* THE PROBLEM *
For each line that holds "крѣпости", copy the line out.

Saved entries
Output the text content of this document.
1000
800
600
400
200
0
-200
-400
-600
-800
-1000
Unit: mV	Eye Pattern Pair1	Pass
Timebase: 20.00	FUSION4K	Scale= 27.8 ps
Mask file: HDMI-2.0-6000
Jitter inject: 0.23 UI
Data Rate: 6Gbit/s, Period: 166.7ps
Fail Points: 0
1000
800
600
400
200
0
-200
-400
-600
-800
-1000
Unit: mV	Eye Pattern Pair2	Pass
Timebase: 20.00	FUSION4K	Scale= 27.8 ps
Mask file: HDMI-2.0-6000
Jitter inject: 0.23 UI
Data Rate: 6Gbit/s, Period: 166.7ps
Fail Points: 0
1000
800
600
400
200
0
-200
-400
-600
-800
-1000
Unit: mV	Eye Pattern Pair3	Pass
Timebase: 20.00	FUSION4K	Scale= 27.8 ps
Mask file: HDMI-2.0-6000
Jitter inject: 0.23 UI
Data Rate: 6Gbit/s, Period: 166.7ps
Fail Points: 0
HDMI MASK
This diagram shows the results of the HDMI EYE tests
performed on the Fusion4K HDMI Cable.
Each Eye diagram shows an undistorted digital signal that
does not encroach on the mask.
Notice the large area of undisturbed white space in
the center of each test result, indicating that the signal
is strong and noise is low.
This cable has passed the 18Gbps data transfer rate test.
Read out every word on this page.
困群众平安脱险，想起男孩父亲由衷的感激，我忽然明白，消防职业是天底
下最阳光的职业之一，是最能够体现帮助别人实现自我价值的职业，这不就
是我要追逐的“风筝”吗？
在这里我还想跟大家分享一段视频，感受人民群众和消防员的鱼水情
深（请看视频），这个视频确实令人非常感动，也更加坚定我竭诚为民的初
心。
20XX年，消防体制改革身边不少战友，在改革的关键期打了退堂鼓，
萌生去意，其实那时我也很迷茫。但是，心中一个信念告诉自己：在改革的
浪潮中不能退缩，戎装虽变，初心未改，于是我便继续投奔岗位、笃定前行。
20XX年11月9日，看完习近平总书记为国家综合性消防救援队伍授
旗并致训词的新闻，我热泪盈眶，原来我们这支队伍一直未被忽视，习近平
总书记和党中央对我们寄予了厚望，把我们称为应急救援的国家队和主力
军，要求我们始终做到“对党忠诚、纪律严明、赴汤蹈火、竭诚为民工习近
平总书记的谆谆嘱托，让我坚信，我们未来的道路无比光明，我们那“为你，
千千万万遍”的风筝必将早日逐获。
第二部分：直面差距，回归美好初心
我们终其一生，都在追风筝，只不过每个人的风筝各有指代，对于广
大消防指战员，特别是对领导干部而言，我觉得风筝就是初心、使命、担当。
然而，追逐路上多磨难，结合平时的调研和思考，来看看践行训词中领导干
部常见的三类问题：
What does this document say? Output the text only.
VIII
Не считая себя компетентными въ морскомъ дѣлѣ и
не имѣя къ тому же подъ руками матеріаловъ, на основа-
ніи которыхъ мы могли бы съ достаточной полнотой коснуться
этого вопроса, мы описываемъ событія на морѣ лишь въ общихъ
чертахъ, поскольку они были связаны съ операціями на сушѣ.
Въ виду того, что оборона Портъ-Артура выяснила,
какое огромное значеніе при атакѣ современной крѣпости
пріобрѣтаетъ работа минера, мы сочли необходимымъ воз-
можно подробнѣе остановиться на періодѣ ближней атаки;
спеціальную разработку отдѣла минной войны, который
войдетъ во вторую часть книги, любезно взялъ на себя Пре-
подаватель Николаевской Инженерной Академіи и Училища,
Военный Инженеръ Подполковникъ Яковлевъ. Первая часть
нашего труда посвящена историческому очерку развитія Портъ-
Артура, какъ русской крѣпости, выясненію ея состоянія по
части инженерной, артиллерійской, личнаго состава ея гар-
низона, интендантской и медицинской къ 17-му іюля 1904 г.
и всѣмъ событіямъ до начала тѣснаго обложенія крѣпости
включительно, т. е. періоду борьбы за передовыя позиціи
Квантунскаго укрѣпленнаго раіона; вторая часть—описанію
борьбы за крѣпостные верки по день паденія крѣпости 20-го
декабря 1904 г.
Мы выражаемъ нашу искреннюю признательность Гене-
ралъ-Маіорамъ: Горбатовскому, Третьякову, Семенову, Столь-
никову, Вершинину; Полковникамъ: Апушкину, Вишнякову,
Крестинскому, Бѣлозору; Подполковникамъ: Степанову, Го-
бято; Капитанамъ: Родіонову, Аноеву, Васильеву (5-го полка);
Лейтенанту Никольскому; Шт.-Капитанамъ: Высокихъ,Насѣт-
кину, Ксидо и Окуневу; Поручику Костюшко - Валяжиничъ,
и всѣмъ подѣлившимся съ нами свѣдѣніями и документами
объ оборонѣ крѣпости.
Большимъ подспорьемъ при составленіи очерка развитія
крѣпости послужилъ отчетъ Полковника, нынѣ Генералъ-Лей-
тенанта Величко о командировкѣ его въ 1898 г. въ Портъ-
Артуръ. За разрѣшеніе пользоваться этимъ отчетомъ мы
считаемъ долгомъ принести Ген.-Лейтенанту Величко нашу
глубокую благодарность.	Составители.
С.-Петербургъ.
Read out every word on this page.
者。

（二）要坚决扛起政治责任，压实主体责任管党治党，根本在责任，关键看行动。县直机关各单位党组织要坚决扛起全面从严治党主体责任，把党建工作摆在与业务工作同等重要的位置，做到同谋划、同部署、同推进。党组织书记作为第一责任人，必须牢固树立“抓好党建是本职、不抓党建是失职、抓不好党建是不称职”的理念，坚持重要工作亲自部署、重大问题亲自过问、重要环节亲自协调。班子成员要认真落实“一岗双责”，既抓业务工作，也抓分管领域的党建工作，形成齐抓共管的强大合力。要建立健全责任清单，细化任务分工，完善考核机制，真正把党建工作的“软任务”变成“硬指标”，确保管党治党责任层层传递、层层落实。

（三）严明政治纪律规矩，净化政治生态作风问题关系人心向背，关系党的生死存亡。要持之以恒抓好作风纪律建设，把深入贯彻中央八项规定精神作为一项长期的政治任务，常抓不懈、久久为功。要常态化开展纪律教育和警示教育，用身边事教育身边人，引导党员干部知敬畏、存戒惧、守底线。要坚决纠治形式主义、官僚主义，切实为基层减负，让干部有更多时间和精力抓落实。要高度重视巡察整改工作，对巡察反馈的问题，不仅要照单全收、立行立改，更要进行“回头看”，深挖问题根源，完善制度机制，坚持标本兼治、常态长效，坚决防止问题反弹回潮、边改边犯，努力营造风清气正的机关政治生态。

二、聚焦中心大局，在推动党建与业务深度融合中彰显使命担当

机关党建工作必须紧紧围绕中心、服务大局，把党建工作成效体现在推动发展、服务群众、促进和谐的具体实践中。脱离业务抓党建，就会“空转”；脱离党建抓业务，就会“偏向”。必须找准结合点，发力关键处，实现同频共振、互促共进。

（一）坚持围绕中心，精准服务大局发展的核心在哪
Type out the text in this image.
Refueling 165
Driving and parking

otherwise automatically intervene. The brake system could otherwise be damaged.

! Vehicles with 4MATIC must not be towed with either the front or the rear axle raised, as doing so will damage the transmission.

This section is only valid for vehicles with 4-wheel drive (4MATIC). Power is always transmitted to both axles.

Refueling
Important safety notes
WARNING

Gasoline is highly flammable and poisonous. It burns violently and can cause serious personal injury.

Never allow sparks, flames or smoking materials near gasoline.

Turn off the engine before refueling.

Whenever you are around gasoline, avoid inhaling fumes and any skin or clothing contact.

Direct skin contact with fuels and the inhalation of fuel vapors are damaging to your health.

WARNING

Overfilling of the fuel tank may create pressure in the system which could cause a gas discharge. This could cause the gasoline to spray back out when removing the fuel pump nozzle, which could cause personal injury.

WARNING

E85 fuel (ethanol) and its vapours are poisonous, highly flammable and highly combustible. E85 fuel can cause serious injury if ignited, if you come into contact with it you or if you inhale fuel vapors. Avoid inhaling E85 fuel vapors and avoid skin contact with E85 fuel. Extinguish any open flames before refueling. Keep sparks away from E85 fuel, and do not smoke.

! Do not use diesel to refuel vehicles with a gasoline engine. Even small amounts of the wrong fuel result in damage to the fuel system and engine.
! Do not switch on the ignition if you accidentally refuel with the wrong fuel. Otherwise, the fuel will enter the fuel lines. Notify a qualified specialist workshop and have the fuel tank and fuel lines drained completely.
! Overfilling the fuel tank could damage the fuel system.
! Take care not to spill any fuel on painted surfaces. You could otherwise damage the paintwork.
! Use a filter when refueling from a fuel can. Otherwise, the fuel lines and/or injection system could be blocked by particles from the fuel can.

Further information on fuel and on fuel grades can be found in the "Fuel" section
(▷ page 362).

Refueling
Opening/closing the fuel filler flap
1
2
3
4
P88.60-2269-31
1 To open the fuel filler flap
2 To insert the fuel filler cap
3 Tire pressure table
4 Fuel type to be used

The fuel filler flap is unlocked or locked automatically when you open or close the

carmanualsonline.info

* EXERCISE SOLUTION *
какое огромное значеніе при атакѣ современной крѣпости
Артура, какъ русской крѣпости, выясненію ея состоянія по
и всѣмъ событіямъ до начала тѣснаго обложенія крѣпости
борьбы за крѣпостные верки по день паденія крѣпости 20-го
объ оборонѣ крѣпости.
крѣпости послужилъ отчетъ Полковника, нынѣ Генералъ-Лей-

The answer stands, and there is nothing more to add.